SET EXERCISE » Determine how many lines include "type". Give the number and nothing else.
╔══
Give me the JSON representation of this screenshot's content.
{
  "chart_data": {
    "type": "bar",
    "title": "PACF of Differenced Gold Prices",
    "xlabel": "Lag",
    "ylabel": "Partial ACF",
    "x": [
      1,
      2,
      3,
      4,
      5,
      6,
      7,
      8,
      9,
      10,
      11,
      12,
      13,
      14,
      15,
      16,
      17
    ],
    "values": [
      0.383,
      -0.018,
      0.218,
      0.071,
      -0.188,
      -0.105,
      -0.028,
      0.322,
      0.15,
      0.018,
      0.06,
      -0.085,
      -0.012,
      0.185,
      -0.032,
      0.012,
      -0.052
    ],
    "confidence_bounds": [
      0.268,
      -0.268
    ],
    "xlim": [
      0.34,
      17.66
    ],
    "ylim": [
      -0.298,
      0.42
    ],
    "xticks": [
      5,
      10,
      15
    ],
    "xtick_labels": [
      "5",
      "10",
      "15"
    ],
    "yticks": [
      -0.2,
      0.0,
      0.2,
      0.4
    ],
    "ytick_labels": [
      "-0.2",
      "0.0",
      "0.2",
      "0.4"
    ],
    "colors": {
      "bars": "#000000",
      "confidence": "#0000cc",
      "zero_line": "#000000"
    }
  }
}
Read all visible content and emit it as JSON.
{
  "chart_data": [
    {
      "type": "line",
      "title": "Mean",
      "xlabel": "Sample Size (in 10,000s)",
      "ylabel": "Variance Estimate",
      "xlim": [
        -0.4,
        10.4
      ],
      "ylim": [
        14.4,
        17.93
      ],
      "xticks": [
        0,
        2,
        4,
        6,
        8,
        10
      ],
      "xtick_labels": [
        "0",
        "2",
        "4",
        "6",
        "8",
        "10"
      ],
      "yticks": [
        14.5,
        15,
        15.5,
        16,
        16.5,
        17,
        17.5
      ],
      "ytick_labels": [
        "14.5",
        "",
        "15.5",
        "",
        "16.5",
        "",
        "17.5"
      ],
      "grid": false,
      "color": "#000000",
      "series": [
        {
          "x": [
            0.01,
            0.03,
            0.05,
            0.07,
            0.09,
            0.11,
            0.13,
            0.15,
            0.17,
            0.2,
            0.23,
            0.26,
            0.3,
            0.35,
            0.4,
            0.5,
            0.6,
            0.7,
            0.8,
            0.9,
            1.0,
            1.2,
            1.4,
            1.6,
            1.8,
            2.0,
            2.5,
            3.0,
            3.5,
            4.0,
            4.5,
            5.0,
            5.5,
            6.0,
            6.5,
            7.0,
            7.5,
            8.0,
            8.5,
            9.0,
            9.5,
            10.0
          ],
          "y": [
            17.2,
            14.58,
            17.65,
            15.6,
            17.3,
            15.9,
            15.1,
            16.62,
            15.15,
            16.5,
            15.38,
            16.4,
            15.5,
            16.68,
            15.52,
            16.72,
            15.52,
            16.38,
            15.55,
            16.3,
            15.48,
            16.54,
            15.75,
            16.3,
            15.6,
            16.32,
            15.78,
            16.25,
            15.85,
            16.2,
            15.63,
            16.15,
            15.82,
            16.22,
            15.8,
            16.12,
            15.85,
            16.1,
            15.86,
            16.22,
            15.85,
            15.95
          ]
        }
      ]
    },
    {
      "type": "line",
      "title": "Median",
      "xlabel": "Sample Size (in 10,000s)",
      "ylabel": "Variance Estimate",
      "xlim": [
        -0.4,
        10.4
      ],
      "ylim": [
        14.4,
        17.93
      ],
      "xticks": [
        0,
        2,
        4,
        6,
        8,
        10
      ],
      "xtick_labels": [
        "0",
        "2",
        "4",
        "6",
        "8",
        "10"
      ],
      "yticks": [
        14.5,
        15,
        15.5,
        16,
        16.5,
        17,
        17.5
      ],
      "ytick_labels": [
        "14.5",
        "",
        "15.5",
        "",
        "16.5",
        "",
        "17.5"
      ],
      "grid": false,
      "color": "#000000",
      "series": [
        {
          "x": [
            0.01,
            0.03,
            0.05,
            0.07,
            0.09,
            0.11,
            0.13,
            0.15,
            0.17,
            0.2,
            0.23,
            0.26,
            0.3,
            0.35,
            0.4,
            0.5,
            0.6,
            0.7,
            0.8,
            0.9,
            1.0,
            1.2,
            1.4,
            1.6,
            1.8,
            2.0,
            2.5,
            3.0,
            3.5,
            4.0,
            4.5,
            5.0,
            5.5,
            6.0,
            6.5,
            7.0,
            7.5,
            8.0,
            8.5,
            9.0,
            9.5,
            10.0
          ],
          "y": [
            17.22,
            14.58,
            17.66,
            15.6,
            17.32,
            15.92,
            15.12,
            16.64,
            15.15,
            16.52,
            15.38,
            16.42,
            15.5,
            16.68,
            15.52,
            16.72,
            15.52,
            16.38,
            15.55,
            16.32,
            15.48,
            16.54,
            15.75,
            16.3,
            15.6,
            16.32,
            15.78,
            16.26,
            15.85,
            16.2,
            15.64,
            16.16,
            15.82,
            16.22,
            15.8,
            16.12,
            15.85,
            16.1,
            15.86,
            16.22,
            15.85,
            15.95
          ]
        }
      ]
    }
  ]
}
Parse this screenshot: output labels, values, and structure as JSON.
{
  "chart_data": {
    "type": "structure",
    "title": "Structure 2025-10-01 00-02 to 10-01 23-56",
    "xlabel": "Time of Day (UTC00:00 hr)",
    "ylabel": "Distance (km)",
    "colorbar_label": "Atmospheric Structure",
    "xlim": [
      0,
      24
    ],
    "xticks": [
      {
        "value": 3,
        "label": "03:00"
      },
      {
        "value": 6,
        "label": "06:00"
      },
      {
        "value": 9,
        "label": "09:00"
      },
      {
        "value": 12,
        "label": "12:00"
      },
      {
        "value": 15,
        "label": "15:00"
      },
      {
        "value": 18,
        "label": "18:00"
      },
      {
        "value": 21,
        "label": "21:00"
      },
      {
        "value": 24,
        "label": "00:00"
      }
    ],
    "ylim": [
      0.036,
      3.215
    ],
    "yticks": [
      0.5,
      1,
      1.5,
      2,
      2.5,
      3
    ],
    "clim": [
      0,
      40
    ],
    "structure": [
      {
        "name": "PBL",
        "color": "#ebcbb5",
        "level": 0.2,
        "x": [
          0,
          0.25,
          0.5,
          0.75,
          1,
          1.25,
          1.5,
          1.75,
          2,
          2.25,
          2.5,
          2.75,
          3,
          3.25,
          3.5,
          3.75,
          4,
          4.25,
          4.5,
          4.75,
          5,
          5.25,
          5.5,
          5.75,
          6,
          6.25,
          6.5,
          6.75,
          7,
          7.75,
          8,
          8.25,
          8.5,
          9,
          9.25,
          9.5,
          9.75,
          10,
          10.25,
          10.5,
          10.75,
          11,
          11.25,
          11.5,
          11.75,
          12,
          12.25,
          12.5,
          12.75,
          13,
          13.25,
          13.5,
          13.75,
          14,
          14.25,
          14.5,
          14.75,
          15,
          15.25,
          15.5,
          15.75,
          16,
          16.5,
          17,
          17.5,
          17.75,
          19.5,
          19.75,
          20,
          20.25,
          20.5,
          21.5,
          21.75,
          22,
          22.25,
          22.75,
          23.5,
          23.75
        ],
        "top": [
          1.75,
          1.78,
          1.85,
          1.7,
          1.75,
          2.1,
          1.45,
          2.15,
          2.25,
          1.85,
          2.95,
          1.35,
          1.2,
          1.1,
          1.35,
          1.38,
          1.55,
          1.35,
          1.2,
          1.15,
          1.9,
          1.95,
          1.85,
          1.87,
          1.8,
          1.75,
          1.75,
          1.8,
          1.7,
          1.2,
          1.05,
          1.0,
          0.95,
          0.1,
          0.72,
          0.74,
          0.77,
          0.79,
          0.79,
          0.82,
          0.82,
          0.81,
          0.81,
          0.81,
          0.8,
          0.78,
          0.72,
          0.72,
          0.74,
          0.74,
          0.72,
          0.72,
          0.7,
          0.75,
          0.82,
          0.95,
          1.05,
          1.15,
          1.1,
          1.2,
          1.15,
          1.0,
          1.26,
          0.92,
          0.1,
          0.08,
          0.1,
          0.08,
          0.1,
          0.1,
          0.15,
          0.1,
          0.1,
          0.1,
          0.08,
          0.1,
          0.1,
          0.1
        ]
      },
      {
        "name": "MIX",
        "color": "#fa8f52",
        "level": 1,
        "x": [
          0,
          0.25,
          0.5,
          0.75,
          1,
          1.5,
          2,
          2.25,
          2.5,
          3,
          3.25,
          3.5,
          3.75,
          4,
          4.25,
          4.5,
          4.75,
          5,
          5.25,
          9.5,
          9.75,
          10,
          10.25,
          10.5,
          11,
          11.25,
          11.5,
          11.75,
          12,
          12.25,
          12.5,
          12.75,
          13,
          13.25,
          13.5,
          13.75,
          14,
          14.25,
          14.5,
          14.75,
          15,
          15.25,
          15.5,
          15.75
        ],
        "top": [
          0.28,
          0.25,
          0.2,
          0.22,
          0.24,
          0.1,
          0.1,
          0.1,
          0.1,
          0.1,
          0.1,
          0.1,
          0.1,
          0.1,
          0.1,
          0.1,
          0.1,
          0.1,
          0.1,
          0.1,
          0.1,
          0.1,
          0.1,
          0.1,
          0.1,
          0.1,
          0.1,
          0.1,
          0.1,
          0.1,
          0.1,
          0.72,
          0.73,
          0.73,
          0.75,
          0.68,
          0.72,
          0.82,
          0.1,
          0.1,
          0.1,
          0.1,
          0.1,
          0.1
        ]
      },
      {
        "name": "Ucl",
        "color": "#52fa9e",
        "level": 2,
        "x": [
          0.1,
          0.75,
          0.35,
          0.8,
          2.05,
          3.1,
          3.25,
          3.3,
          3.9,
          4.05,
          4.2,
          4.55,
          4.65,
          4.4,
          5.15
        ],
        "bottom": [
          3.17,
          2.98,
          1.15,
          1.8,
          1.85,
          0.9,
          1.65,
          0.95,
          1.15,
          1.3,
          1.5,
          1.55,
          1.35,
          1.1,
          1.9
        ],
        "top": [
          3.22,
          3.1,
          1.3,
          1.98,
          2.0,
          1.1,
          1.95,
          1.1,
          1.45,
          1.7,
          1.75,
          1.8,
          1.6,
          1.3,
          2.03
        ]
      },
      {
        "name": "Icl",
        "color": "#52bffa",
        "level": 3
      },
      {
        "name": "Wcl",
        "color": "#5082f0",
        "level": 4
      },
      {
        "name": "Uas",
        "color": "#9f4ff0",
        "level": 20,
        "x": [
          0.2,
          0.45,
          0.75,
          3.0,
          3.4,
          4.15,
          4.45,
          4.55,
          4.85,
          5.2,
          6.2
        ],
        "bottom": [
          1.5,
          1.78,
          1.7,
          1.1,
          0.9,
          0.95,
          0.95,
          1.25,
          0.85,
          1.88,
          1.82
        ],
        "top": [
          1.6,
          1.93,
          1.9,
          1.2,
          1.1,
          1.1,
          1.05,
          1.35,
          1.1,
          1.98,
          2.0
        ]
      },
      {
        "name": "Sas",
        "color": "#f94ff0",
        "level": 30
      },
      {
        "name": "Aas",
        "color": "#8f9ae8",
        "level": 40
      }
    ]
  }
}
╚══
RESULT OF THIS EXERCISE » 4